--- begin Provided data ---

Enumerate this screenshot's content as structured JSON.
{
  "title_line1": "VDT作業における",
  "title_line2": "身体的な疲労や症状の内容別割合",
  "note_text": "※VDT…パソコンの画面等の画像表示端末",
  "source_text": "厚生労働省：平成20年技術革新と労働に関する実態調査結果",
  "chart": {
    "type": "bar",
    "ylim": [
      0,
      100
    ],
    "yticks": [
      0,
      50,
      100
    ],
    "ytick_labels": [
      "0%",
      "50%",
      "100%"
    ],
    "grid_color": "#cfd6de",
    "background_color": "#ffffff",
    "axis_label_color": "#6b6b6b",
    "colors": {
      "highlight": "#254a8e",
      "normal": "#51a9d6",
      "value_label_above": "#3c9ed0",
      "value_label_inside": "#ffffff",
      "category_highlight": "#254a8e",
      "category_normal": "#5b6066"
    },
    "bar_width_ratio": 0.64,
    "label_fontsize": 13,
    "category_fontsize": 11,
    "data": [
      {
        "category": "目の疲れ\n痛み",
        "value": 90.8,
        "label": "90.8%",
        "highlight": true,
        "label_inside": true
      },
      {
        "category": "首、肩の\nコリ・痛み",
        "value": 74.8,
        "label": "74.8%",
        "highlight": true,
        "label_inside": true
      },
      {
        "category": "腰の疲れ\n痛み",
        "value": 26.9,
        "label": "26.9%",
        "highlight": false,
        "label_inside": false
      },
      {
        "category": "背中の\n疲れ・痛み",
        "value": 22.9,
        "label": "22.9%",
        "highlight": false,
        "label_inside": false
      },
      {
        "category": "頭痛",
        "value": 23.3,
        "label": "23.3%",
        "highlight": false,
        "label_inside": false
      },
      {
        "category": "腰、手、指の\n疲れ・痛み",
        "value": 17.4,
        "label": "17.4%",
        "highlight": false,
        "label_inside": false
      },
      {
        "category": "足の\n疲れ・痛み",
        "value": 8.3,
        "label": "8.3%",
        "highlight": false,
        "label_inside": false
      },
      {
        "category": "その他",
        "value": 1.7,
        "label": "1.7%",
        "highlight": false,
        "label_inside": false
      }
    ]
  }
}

--- end Provided data ---
--- begin Provided data ---

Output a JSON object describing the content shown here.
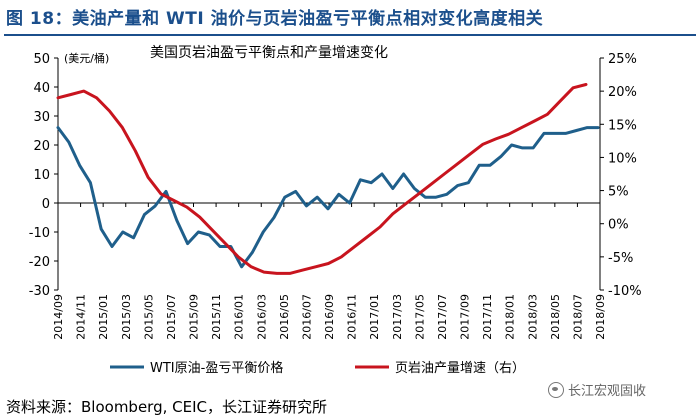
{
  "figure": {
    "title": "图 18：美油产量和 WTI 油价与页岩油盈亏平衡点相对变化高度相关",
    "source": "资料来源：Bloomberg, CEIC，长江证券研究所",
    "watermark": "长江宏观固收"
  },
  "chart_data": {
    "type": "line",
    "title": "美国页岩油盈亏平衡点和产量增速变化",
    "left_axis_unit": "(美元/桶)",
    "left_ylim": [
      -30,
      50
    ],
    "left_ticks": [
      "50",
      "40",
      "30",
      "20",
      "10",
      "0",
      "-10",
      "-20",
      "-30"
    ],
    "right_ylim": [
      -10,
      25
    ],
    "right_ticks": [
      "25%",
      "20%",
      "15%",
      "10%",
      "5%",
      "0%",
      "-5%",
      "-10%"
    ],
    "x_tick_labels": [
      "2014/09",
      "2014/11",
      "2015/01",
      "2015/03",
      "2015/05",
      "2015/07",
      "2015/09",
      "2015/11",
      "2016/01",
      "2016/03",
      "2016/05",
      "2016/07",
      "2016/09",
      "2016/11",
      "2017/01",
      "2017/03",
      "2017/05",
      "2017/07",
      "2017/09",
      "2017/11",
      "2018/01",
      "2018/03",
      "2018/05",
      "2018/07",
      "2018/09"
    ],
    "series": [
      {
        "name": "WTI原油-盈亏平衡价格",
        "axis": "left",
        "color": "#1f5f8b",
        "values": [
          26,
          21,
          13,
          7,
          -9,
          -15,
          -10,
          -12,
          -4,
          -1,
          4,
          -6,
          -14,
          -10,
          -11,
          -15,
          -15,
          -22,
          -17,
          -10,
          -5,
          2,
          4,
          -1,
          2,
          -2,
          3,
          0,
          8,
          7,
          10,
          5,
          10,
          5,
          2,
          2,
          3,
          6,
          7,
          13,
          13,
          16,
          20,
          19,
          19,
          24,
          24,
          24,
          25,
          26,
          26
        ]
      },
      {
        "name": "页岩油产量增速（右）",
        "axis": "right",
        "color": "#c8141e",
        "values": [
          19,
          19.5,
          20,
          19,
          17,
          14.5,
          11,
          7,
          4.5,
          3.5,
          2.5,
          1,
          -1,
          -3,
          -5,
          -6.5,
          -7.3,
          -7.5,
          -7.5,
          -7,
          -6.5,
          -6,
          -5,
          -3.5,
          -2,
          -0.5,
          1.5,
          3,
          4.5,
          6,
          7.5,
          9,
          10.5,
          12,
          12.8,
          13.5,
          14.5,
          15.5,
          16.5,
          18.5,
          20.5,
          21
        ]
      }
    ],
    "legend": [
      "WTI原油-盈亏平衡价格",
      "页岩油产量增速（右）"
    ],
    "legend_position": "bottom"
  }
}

--- end Provided data ---
--- begin Provided data ---

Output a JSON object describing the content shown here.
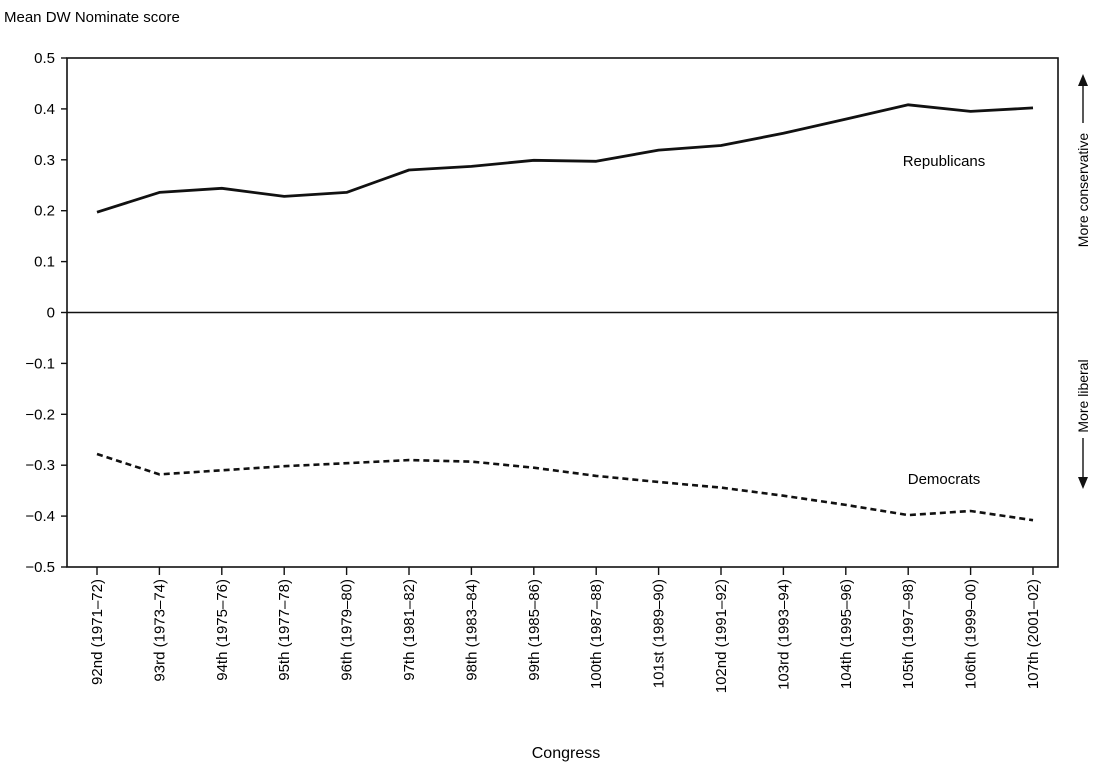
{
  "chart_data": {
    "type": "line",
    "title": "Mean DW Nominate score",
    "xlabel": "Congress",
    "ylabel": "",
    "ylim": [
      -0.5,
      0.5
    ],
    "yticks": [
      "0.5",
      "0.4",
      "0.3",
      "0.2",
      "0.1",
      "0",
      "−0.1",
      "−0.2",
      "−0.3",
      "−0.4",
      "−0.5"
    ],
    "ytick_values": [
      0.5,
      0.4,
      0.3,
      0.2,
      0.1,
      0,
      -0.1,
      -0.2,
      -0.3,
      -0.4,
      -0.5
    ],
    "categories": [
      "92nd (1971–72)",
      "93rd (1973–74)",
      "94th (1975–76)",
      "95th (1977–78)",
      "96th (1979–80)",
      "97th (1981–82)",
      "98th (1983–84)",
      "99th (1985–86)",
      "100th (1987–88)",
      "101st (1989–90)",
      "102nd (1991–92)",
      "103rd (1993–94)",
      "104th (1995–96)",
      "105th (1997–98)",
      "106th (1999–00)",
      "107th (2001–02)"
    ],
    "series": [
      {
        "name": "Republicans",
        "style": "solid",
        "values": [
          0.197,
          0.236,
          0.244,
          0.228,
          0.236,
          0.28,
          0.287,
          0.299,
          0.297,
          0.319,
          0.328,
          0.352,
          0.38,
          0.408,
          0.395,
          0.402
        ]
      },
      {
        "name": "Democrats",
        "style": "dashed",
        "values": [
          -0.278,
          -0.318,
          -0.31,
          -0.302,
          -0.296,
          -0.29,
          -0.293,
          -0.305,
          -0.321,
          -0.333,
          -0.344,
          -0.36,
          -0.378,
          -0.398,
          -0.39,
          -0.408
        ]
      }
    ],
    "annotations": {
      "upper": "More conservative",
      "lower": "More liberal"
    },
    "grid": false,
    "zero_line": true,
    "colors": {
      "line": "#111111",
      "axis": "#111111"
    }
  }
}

--- end Provided data ---

Pick out the lines containing the string "ffffff" and show them.

    "background_color": "#ffffff",
      "value_label_inside": "#ffffff",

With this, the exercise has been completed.